▸ What you are asked to do:
Copy each line of the listing below exactly.

▸ Items from a dataset:
★ ★ ★ ★ ★ ★ ★

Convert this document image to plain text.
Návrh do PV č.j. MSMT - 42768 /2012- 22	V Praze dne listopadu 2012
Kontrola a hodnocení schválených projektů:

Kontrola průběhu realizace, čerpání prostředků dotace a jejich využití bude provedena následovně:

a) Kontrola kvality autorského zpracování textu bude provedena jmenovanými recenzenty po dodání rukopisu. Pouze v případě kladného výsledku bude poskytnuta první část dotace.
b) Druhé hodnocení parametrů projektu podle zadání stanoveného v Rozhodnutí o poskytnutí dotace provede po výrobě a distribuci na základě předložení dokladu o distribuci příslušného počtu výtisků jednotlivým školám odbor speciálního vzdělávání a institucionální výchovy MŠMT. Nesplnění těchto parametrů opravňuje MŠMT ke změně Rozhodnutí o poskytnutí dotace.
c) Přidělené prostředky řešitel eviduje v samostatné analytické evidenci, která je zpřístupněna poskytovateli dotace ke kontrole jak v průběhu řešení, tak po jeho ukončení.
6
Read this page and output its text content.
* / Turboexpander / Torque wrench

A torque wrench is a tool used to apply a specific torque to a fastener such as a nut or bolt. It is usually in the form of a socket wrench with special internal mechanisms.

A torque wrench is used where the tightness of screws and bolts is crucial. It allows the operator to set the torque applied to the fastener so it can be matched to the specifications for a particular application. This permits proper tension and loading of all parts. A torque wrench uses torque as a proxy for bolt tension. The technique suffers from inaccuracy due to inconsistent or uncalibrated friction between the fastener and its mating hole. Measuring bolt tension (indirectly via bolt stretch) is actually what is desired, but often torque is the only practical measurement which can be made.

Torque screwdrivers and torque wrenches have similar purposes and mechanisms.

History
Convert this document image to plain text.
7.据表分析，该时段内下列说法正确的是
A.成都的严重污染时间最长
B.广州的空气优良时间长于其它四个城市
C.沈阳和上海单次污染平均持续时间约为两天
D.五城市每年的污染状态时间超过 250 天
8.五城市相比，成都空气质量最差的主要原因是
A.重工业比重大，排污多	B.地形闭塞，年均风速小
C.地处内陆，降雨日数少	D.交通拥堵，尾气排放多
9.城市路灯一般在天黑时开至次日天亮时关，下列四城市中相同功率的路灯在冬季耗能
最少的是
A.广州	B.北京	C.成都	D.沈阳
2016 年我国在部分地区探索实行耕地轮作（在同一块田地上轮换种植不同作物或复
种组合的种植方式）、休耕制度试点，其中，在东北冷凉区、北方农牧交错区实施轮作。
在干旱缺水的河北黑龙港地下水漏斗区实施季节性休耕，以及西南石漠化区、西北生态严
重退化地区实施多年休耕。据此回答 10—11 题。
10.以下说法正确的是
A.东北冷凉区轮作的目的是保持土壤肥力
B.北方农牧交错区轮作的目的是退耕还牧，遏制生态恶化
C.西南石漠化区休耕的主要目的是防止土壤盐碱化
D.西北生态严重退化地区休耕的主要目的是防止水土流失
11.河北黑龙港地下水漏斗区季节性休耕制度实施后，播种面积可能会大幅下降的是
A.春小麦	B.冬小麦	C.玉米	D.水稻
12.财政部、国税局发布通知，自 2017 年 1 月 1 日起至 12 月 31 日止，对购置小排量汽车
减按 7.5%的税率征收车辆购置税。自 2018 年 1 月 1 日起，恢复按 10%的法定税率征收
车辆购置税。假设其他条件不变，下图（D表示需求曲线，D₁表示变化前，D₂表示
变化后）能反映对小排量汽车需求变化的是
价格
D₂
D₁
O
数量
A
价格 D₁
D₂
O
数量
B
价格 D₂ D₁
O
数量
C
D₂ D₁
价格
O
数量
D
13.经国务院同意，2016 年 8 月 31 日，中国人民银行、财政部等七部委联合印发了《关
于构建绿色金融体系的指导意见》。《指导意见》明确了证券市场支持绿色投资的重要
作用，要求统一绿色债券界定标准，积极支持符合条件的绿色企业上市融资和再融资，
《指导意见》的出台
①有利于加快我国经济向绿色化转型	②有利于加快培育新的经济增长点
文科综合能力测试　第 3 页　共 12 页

★ ★ ★ ★ ★ ★ ★

▸ Task response:
Convert this document image to plain text.
Návrh do PV č.j. MSMT - 42768 /2012- 22	V Praze dne listopadu 2012
Kontrola a hodnocení schválených projektů:

Kontrola průběhu realizace, čerpání prostředků dotace a jejich využití bude provedena následovně:

a) Kontrola kvality autorského zpracování textu bude provedena jmenovanými recenzenty po dodání rukopisu. Pouze v případě kladného výsledku bude poskytnuta první část dotace.
b) Druhé hodnocení parametrů projektu podle zadání stanoveného v Rozhodnutí o poskytnutí dotace provede po výrobě a distribuci na základě předložení dokladu o distribuci příslušného počtu výtisků jednotlivým školám odbor speciálního vzdělávání a institucionální výchovy MŠMT. Nesplnění těchto parametrů opravňuje MŠMT ke změně Rozhodnutí o poskytnutí dotace.
c) Přidělené prostředky řešitel eviduje v samostatné analytické evidenci, která je zpřístupněna poskytovateli dotace ke kontrole jak v průběhu řešení, tak po jeho ukončení.
6
Read this page and output its text content.
* / Turboexpander / Torque wrench

A torque wrench is a tool used to apply a specific torque to a fastener such as a nut or bolt. It is usually in the form of a socket wrench with special internal mechanisms.

A torque wrench is used where the tightness of screws and bolts is crucial. It allows the operator to set the torque applied to the fastener so it can be matched to the specifications for a particular application. This permits proper tension and loading of all parts. A torque wrench uses torque as a proxy for bolt tension. The technique suffers from inaccuracy due to inconsistent or uncalibrated friction between the fastener and its mating hole. Measuring bolt tension (indirectly via bolt stretch) is actually what is desired, but often torque is the only practical measurement which can be made.

Torque screwdrivers and torque wrenches have similar purposes and mechanisms.

History
Convert this document image to plain text.
7.据表分析，该时段内下列说法正确的是
A.成都的严重污染时间最长
B.广州的空气优良时间长于其它四个城市
C.沈阳和上海单次污染平均持续时间约为两天
D.五城市每年的污染状态时间超过 250 天
8.五城市相比，成都空气质量最差的主要原因是
A.重工业比重大，排污多	B.地形闭塞，年均风速小
C.地处内陆，降雨日数少	D.交通拥堵，尾气排放多
9.城市路灯一般在天黑时开至次日天亮时关，下列四城市中相同功率的路灯在冬季耗能
最少的是
A.广州	B.北京	C.成都	D.沈阳
2016 年我国在部分地区探索实行耕地轮作（在同一块田地上轮换种植不同作物或复
种组合的种植方式）、休耕制度试点，其中，在东北冷凉区、北方农牧交错区实施轮作。
在干旱缺水的河北黑龙港地下水漏斗区实施季节性休耕，以及西南石漠化区、西北生态严
重退化地区实施多年休耕。据此回答 10—11 题。
10.以下说法正确的是
A.东北冷凉区轮作的目的是保持土壤肥力
B.北方农牧交错区轮作的目的是退耕还牧，遏制生态恶化
C.西南石漠化区休耕的主要目的是防止土壤盐碱化
D.西北生态严重退化地区休耕的主要目的是防止水土流失
11.河北黑龙港地下水漏斗区季节性休耕制度实施后，播种面积可能会大幅下降的是
A.春小麦	B.冬小麦	C.玉米	D.水稻
12.财政部、国税局发布通知，自 2017 年 1 月 1 日起至 12 月 31 日止，对购置小排量汽车
减按 7.5%的税率征收车辆购置税。自 2018 年 1 月 1 日起，恢复按 10%的法定税率征收
车辆购置税。假设其他条件不变，下图（D表示需求曲线，D₁表示变化前，D₂表示
变化后）能反映对小排量汽车需求变化的是
价格
D₂
D₁
O
数量
A
价格 D₁
D₂
O
数量
B
价格 D₂ D₁
O
数量
C
D₂ D₁
价格
O
数量
D
13.经国务院同意，2016 年 8 月 31 日，中国人民银行、财政部等七部委联合印发了《关
于构建绿色金融体系的指导意见》。《指导意见》明确了证券市场支持绿色投资的重要
作用，要求统一绿色债券界定标准，积极支持符合条件的绿色企业上市融资和再融资，
《指导意见》的出台
①有利于加快我国经济向绿色化转型	②有利于加快培育新的经济增长点
文科综合能力测试　第 3 页　共 12 页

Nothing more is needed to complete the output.